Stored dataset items
════

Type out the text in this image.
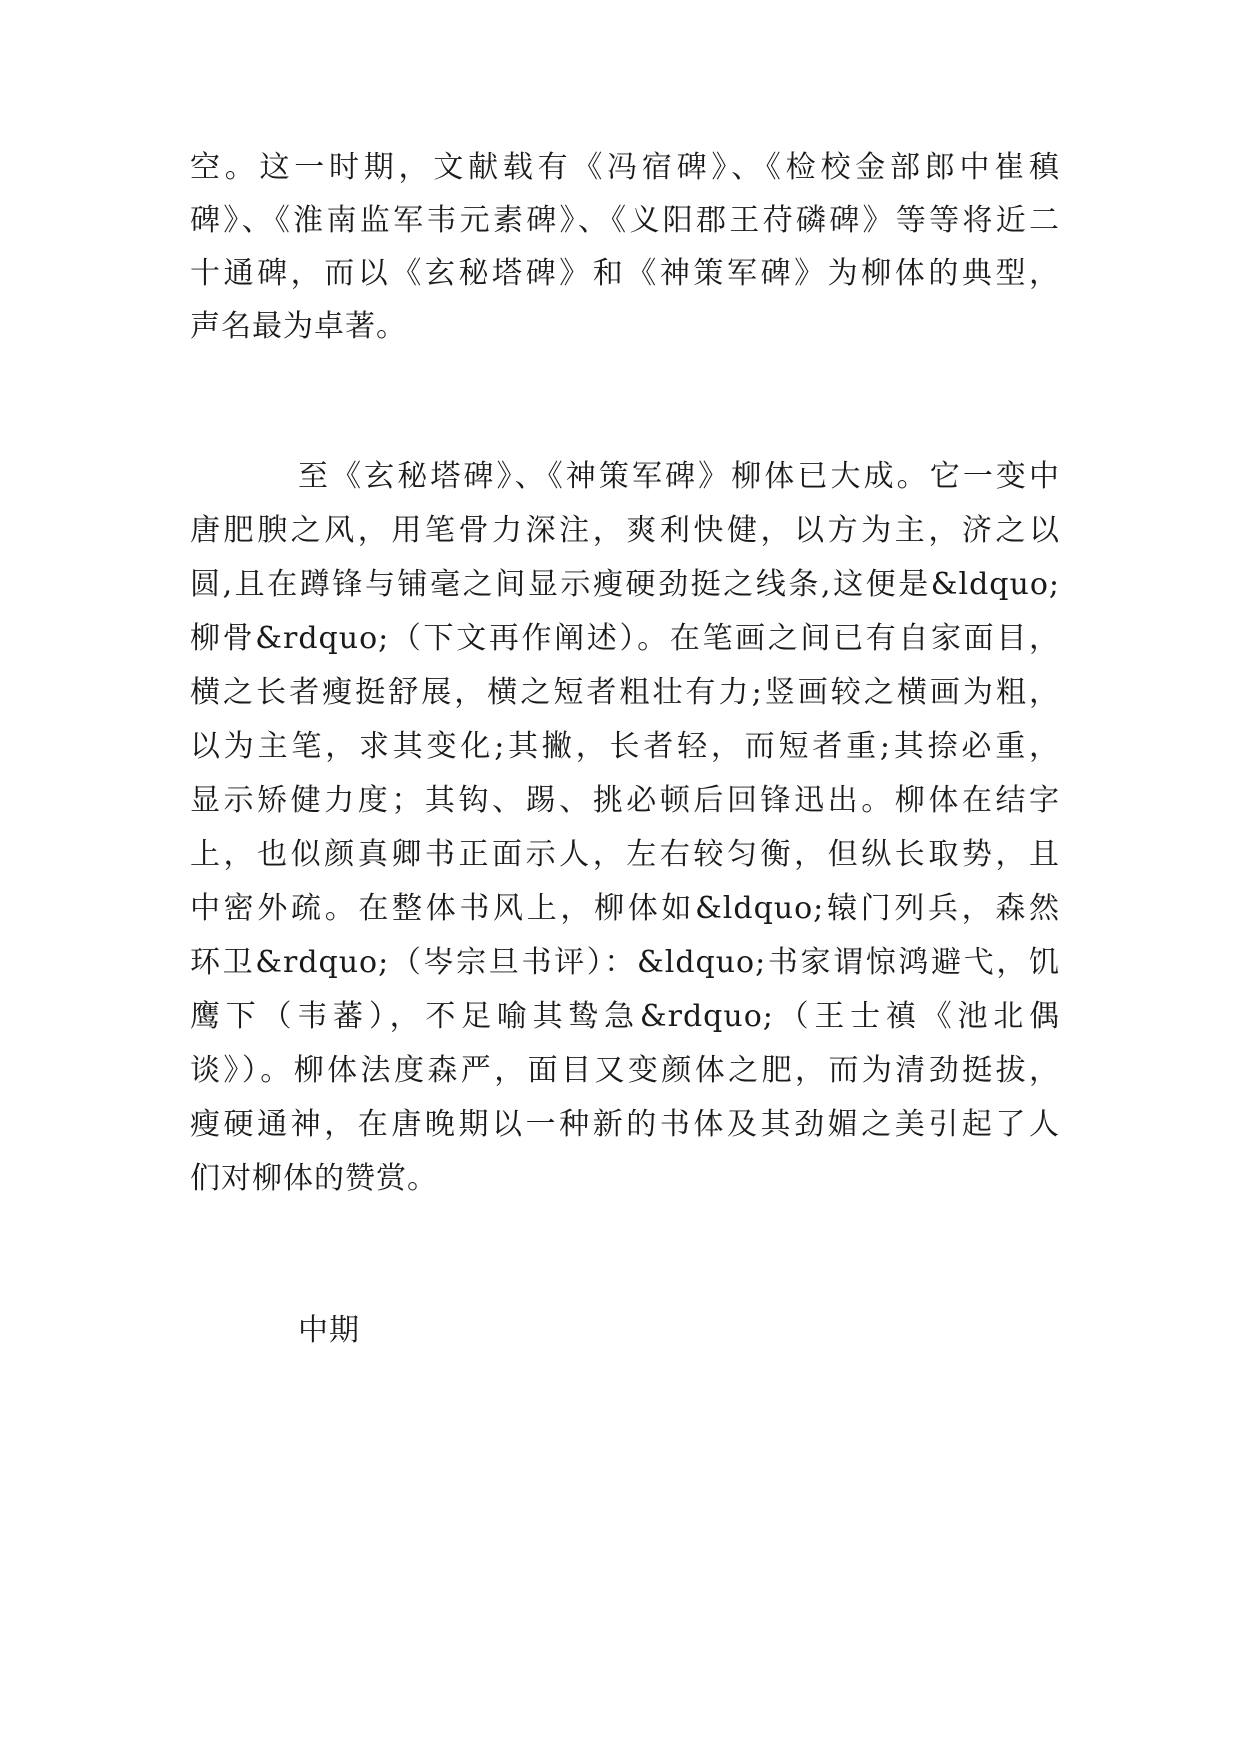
空。这一时期，文献载有《冯宿碑》、《检校金部郎中崔稹
碑》、《淮南监军韦元素碑》、《义阳郡王苻磷碑》等等将近二
十通碑，而以《玄秘塔碑》和《神策军碑》为柳体的典型，
声名最为卓著。
至《玄秘塔碑》、《神策军碑》柳体已大成。它一变中
唐肥腴之风，用笔骨力深注，爽利快健，以方为主，济之以
圆,且在蹲锋与铺毫之间显示瘦硬劲挺之线条,这便是&ldquo;
柳骨&rdquo;（下文再作阐述）。在笔画之间已有自家面目，
横之长者瘦挺舒展，横之短者粗壮有力;竖画较之横画为粗，
以为主笔，求其变化;其撇，长者轻，而短者重;其捺必重，
显示矫健力度；其钩、踢、挑必顿后回锋迅出。柳体在结字
上，也似颜真卿书正面示人，左右较匀衡，但纵长取势，且
中密外疏。在整体书风上，柳体如&ldquo;辕门列兵，森然
环卫&rdquo;（岑宗旦书评）：&ldquo;书家谓惊鸿避弋，饥
鹰下（韦蕃），不足喻其鸷急&rdquo;（王士禛《池北偶
谈》）。柳体法度森严，面目又变颜体之肥，而为清劲挺拔，
瘦硬通神，在唐晚期以一种新的书体及其劲媚之美引起了人
们对柳体的赞赏。
中期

════

Exercise requirements
Report the number of lines in the entries above that include the word "玄秘塔碑" and add nothing to it.

Task answer
2